# GIVEN EXERCISE
Identify the lines containing the word "三自主两公开一承诺". Copy each one.

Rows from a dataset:
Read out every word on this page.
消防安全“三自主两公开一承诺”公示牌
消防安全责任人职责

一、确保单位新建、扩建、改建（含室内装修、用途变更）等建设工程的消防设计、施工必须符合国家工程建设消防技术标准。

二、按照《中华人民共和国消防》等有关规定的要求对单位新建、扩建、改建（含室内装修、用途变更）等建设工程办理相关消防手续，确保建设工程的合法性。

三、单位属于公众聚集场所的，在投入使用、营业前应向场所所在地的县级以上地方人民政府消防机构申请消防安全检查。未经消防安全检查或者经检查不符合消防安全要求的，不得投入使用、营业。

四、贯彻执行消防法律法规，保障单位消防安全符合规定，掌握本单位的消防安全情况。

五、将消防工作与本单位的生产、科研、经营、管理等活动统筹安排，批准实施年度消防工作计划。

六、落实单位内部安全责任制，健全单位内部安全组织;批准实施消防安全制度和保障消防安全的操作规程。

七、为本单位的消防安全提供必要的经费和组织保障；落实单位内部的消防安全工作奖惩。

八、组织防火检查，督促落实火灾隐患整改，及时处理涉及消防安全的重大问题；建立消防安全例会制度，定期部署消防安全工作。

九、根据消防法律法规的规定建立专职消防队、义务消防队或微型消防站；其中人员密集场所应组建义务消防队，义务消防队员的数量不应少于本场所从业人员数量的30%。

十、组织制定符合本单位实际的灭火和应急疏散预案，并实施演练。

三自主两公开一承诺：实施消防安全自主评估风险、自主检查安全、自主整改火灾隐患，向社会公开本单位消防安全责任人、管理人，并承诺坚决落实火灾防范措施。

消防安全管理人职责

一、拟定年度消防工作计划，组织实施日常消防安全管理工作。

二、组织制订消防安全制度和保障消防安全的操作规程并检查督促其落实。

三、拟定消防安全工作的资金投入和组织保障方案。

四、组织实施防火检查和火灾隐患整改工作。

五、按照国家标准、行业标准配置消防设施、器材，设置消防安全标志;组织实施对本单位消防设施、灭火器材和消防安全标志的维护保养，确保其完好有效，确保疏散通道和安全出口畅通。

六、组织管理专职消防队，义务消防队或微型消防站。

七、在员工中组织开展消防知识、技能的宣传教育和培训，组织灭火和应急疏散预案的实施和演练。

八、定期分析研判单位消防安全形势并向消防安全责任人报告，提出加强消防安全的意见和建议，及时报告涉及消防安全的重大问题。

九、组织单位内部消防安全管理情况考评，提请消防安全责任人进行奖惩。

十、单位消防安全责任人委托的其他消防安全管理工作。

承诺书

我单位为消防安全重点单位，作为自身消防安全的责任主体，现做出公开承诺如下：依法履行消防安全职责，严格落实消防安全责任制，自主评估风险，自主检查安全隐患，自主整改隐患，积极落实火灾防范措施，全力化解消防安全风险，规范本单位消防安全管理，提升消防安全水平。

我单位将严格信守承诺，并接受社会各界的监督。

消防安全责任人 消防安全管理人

# COMPLETED EXERCISE
消防安全“三自主两公开一承诺”公示牌
三自主两公开一承诺：实施消防安全自主评估风险、自主检查安全、自主整改火灾隐患，向社会公开本单位消防安全责任人、管理人，并承诺坚决落实火灾防范措施。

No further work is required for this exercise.